Data entries:
* * * * * * * * *
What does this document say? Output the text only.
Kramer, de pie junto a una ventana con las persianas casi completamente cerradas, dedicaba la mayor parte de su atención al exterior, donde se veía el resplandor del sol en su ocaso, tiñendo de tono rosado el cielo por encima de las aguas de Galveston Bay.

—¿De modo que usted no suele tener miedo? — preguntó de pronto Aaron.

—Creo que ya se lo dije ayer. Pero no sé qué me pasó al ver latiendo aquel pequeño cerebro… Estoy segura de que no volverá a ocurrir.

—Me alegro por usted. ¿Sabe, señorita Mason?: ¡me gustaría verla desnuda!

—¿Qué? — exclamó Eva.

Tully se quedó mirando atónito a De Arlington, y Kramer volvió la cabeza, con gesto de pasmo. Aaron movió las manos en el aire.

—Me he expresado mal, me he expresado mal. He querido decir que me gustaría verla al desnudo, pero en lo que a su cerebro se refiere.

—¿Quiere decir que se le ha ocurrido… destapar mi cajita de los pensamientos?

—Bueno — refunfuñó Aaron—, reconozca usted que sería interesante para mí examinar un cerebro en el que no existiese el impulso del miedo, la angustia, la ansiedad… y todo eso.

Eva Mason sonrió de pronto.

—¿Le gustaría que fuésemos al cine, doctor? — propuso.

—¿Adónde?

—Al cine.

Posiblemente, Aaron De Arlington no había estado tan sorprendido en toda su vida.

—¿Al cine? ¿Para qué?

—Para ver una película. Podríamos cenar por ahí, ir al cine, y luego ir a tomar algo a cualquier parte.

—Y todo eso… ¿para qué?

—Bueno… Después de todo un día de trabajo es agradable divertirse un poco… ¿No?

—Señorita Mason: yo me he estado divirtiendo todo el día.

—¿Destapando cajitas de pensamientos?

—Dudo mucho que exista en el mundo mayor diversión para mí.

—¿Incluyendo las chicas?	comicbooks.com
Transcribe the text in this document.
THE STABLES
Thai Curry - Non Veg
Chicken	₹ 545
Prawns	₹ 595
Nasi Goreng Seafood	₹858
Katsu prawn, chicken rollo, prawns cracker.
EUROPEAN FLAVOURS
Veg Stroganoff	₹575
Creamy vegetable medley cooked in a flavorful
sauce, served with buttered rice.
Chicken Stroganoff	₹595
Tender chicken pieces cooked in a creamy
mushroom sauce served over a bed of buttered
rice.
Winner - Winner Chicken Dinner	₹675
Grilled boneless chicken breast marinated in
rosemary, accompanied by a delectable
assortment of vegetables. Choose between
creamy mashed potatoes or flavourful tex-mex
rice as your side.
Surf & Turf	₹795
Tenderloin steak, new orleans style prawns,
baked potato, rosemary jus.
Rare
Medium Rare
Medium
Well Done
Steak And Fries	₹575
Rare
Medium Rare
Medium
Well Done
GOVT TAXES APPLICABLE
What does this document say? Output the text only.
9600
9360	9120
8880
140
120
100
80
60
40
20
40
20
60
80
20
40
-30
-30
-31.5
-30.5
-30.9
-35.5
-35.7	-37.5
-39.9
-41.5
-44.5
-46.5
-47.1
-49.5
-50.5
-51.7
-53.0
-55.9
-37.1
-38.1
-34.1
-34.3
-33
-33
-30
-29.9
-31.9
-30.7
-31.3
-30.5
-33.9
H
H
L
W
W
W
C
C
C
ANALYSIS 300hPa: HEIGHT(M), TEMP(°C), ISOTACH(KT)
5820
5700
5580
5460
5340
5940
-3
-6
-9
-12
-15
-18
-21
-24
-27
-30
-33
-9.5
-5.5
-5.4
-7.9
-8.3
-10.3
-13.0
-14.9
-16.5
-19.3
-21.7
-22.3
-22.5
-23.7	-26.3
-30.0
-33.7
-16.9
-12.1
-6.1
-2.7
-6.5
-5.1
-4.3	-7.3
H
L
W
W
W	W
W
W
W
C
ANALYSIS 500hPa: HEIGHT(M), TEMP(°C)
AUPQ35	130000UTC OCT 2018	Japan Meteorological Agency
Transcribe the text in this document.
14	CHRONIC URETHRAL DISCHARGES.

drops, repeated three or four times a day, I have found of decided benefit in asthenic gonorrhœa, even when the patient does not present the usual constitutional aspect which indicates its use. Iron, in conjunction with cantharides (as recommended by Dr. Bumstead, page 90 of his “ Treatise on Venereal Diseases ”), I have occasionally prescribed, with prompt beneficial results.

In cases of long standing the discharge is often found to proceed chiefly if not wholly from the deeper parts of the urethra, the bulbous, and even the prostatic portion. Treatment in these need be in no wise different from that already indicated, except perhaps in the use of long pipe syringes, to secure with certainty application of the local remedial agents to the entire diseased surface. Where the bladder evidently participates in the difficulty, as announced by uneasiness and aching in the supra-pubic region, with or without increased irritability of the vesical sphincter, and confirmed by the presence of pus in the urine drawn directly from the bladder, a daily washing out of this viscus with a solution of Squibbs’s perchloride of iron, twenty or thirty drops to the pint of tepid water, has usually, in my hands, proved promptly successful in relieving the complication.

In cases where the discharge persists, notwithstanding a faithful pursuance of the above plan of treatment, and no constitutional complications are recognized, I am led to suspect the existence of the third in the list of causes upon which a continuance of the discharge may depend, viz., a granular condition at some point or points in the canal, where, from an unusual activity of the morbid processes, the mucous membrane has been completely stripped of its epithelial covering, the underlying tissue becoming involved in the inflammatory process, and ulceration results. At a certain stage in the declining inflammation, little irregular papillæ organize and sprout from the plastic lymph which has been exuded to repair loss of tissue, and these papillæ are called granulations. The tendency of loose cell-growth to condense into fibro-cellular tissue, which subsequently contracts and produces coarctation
* * * * * * * * *
THE PROBLEM:
Repeat the data precisely, reproducing every entry.

SOLUTION FOR THIS EXERCISE:
What does this document say? Output the text only.
Kramer, de pie junto a una ventana con las persianas casi completamente cerradas, dedicaba la mayor parte de su atención al exterior, donde se veía el resplandor del sol en su ocaso, tiñendo de tono rosado el cielo por encima de las aguas de Galveston Bay.

—¿De modo que usted no suele tener miedo? — preguntó de pronto Aaron.

—Creo que ya se lo dije ayer. Pero no sé qué me pasó al ver latiendo aquel pequeño cerebro… Estoy segura de que no volverá a ocurrir.

—Me alegro por usted. ¿Sabe, señorita Mason?: ¡me gustaría verla desnuda!

—¿Qué? — exclamó Eva.

Tully se quedó mirando atónito a De Arlington, y Kramer volvió la cabeza, con gesto de pasmo. Aaron movió las manos en el aire.

—Me he expresado mal, me he expresado mal. He querido decir que me gustaría verla al desnudo, pero en lo que a su cerebro se refiere.

—¿Quiere decir que se le ha ocurrido… destapar mi cajita de los pensamientos?

—Bueno — refunfuñó Aaron—, reconozca usted que sería interesante para mí examinar un cerebro en el que no existiese el impulso del miedo, la angustia, la ansiedad… y todo eso.

Eva Mason sonrió de pronto.

—¿Le gustaría que fuésemos al cine, doctor? — propuso.

—¿Adónde?

—Al cine.

Posiblemente, Aaron De Arlington no había estado tan sorprendido en toda su vida.

—¿Al cine? ¿Para qué?

—Para ver una película. Podríamos cenar por ahí, ir al cine, y luego ir a tomar algo a cualquier parte.

—Y todo eso… ¿para qué?

—Bueno… Después de todo un día de trabajo es agradable divertirse un poco… ¿No?

—Señorita Mason: yo me he estado divirtiendo todo el día.

—¿Destapando cajitas de pensamientos?

—Dudo mucho que exista en el mundo mayor diversión para mí.

—¿Incluyendo las chicas?	comicbooks.com
Transcribe the text in this document.
THE STABLES
Thai Curry - Non Veg
Chicken	₹ 545
Prawns	₹ 595
Nasi Goreng Seafood	₹858
Katsu prawn, chicken rollo, prawns cracker.
EUROPEAN FLAVOURS
Veg Stroganoff	₹575
Creamy vegetable medley cooked in a flavorful
sauce, served with buttered rice.
Chicken Stroganoff	₹595
Tender chicken pieces cooked in a creamy
mushroom sauce served over a bed of buttered
rice.
Winner - Winner Chicken Dinner	₹675
Grilled boneless chicken breast marinated in
rosemary, accompanied by a delectable
assortment of vegetables. Choose between
creamy mashed potatoes or flavourful tex-mex
rice as your side.
Surf & Turf	₹795
Tenderloin steak, new orleans style prawns,
baked potato, rosemary jus.
Rare
Medium Rare
Medium
Well Done
Steak And Fries	₹575
Rare
Medium Rare
Medium
Well Done
GOVT TAXES APPLICABLE
What does this document say? Output the text only.
9600
9360	9120
8880
140
120
100
80
60
40
20
40
20
60
80
20
40
-30
-30
-31.5
-30.5
-30.9
-35.5
-35.7	-37.5
-39.9
-41.5
-44.5
-46.5
-47.1
-49.5
-50.5
-51.7
-53.0
-55.9
-37.1
-38.1
-34.1
-34.3
-33
-33
-30
-29.9
-31.9
-30.7
-31.3
-30.5
-33.9
H
H
L
W
W
W
C
C
C
ANALYSIS 300hPa: HEIGHT(M), TEMP(°C), ISOTACH(KT)
5820
5700
5580
5460
5340
5940
-3
-6
-9
-12
-15
-18
-21
-24
-27
-30
-33
-9.5
-5.5
-5.4
-7.9
-8.3
-10.3
-13.0
-14.9
-16.5
-19.3
-21.7
-22.3
-22.5
-23.7	-26.3
-30.0
-33.7
-16.9
-12.1
-6.1
-2.7
-6.5
-5.1
-4.3	-7.3
H
L
W
W
W	W
W
W
W
C
ANALYSIS 500hPa: HEIGHT(M), TEMP(°C)
AUPQ35	130000UTC OCT 2018	Japan Meteorological Agency
Transcribe the text in this document.
14	CHRONIC URETHRAL DISCHARGES.

drops, repeated three or four times a day, I have found of decided benefit in asthenic gonorrhœa, even when the patient does not present the usual constitutional aspect which indicates its use. Iron, in conjunction with cantharides (as recommended by Dr. Bumstead, page 90 of his “ Treatise on Venereal Diseases ”), I have occasionally prescribed, with prompt beneficial results.

In cases of long standing the discharge is often found to proceed chiefly if not wholly from the deeper parts of the urethra, the bulbous, and even the prostatic portion. Treatment in these need be in no wise different from that already indicated, except perhaps in the use of long pipe syringes, to secure with certainty application of the local remedial agents to the entire diseased surface. Where the bladder evidently participates in the difficulty, as announced by uneasiness and aching in the supra-pubic region, with or without increased irritability of the vesical sphincter, and confirmed by the presence of pus in the urine drawn directly from the bladder, a daily washing out of this viscus with a solution of Squibbs’s perchloride of iron, twenty or thirty drops to the pint of tepid water, has usually, in my hands, proved promptly successful in relieving the complication.

In cases where the discharge persists, notwithstanding a faithful pursuance of the above plan of treatment, and no constitutional complications are recognized, I am led to suspect the existence of the third in the list of causes upon which a continuance of the discharge may depend, viz., a granular condition at some point or points in the canal, where, from an unusual activity of the morbid processes, the mucous membrane has been completely stripped of its epithelial covering, the underlying tissue becoming involved in the inflammatory process, and ulceration results. At a certain stage in the declining inflammation, little irregular papillæ organize and sprout from the plastic lymph which has been exuded to repair loss of tissue, and these papillæ are called granulations. The tendency of loose cell-growth to condense into fibro-cellular tissue, which subsequently contracts and produces coarctation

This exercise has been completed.